## Given exercise
Your copy of the material below should match it exactly, except that it holds no pictures.
## Begin Data provided
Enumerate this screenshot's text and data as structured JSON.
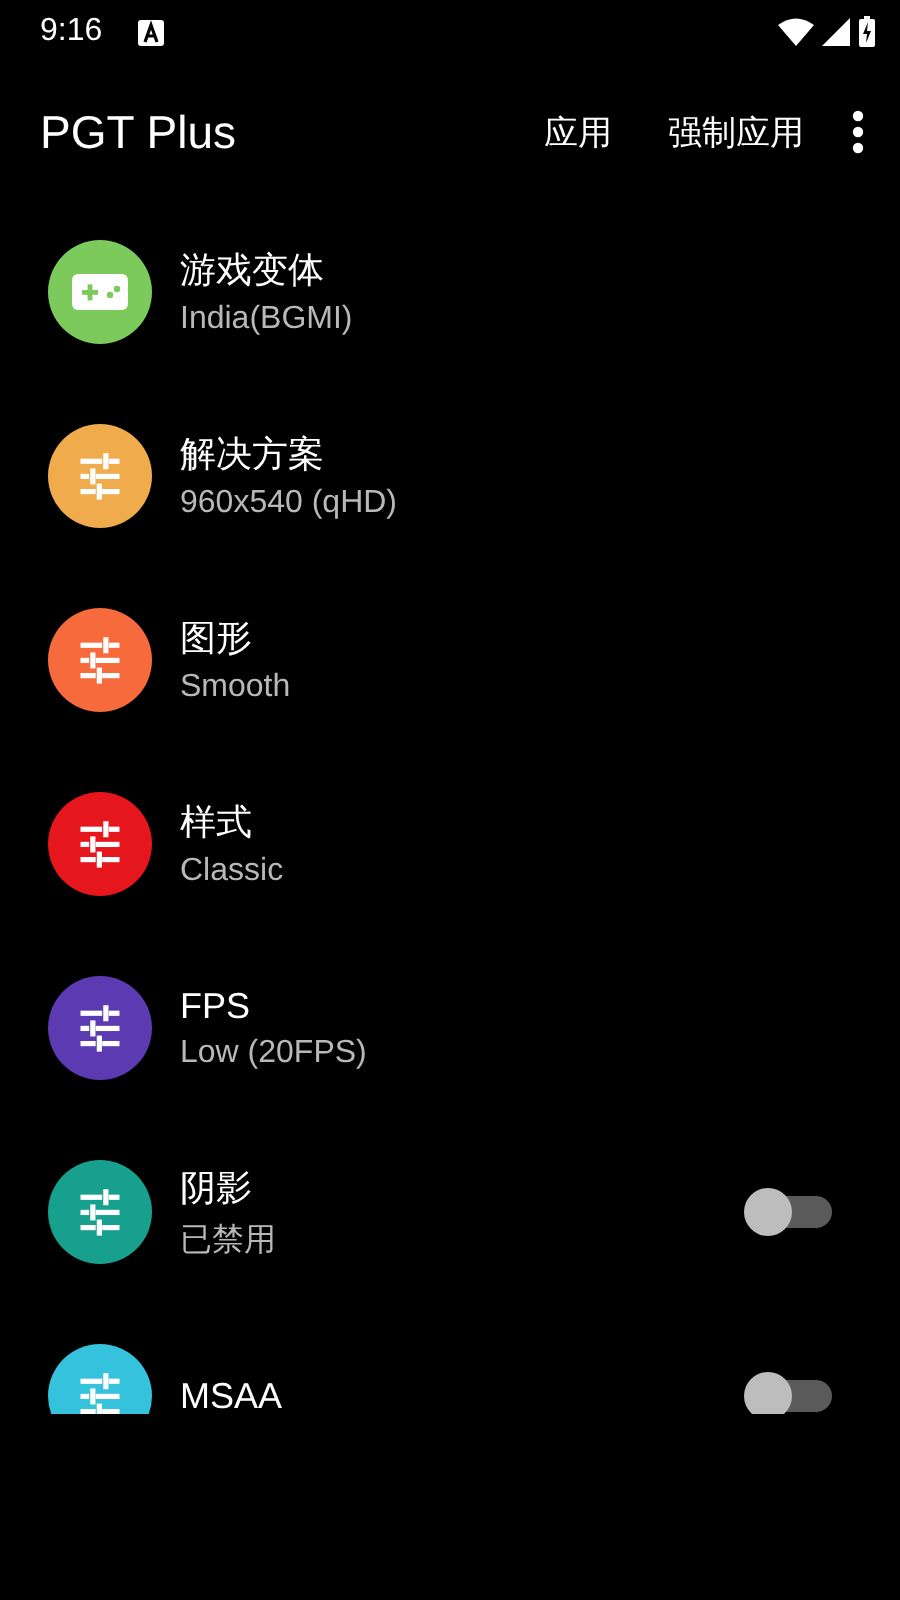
{
  "status_bar": {
    "time": "9:16"
  },
  "app_bar": {
    "title": "PGT Plus",
    "actions": [
      "应用",
      "强制应用"
    ]
  },
  "items": [
    {
      "kind": "game-select",
      "title": "游戏变体",
      "value": "India(BGMI)",
      "color": "#7cc95c"
    },
    {
      "kind": "select",
      "title": "解决方案",
      "value": "960x540 (qHD)",
      "color": "#efab4c"
    },
    {
      "kind": "select",
      "title": "图形",
      "value": "Smooth",
      "color": "#f76a3c"
    },
    {
      "kind": "select",
      "title": "样式",
      "value": "Classic",
      "color": "#e5161c"
    },
    {
      "kind": "select",
      "title": "FPS",
      "value": "Low (20FPS)",
      "color": "#5b3ab2"
    },
    {
      "kind": "toggle",
      "title": "阴影",
      "value": "已禁用",
      "on": false,
      "color": "#17a08e"
    },
    {
      "kind": "toggle",
      "title": "MSAA",
      "on": false,
      "color": "#35c2dc"
    }
  ]
}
## End Data provided
## Exercise answer
Enumerate this screenshot's text and data as structured JSON.
{
  "status_bar": {
    "time": "9:16"
  },
  "app_bar": {
    "title": "PGT Plus",
    "actions": [
      "应用",
      "强制应用"
    ]
  },
  "items": [
    {
      "kind": "game-select",
      "title": "游戏变体",
      "value": "India(BGMI)",
      "color": "#7cc95c"
    },
    {
      "kind": "select",
      "title": "解决方案",
      "value": "960x540 (qHD)",
      "color": "#efab4c"
    },
    {
      "kind": "select",
      "title": "图形",
      "value": "Smooth",
      "color": "#f76a3c"
    },
    {
      "kind": "select",
      "title": "样式",
      "value": "Classic",
      "color": "#e5161c"
    },
    {
      "kind": "select",
      "title": "FPS",
      "value": "Low (20FPS)",
      "color": "#5b3ab2"
    },
    {
      "kind": "toggle",
      "title": "阴影",
      "value": "已禁用",
      "on": false,
      "color": "#17a08e"
    },
    {
      "kind": "toggle",
      "title": "MSAA",
      "on": false,
      "color": "#35c2dc"
    }
  ]
}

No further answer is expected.